BEGIN RECORDS PROVIDED

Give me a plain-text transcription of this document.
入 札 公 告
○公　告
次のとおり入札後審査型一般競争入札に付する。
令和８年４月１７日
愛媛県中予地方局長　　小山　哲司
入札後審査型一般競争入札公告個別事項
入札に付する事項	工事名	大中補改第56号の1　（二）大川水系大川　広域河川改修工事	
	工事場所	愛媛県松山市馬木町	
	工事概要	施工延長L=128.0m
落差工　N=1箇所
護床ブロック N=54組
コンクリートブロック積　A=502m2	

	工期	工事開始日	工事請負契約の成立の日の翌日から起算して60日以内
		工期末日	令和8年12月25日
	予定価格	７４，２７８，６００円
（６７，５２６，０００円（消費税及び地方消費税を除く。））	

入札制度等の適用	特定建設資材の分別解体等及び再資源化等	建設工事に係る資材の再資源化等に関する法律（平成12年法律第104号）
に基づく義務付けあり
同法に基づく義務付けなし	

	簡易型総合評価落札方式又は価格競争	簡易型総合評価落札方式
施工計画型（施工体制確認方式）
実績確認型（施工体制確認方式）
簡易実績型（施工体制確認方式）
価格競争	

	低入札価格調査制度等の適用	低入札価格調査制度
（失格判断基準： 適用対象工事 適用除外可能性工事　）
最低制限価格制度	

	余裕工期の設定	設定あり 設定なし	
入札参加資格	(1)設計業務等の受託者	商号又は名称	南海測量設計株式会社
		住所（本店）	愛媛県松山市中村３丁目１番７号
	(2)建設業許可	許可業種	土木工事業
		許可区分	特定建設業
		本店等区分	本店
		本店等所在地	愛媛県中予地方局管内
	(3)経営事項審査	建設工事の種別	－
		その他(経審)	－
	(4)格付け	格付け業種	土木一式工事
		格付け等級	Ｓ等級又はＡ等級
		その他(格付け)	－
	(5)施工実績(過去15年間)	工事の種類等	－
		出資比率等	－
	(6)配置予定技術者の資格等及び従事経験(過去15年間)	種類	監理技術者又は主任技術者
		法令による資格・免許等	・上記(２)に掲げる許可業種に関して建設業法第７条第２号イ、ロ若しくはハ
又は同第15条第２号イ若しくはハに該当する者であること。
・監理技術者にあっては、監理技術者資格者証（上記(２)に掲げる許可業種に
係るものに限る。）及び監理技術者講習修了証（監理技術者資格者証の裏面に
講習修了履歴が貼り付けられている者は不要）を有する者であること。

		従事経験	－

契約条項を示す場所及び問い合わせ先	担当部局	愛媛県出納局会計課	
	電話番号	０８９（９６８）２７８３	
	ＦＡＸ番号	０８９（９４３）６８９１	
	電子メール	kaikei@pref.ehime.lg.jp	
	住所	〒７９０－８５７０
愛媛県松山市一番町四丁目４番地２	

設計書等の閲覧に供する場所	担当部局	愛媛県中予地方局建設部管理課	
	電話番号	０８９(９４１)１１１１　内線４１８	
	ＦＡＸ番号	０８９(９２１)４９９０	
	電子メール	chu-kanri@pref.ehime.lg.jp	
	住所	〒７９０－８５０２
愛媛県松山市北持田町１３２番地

END RECORDS PROVIDED
BEGIN RECORDS PROVIDED

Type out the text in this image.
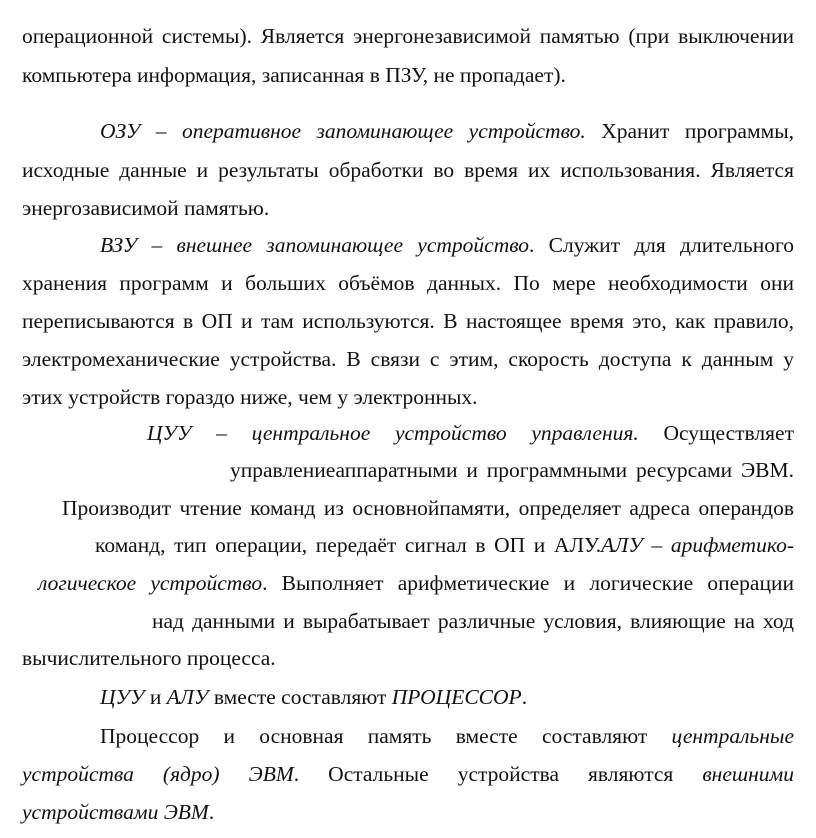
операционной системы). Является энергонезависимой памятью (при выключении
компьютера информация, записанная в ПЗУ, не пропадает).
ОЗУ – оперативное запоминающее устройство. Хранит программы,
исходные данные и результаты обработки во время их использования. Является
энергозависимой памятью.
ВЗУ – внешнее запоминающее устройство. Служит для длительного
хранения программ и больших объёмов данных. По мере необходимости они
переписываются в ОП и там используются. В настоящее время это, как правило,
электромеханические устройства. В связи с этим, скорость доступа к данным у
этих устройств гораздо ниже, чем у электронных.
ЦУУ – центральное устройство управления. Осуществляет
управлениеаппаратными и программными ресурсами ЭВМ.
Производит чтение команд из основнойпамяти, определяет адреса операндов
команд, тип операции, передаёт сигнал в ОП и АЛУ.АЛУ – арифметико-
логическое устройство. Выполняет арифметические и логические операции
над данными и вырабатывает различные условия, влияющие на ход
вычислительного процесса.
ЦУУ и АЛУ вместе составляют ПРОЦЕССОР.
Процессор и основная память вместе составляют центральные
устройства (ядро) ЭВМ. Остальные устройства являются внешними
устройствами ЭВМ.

END RECORDS PROVIDED

#### WORK TO BE COMPLETED
Pull every line containing "запоминающее" from the data.

#### PROBLEM SOLUTION
ОЗУ – оперативное запоминающее устройство. Хранит программы,
ВЗУ – внешнее запоминающее устройство. Служит для длительного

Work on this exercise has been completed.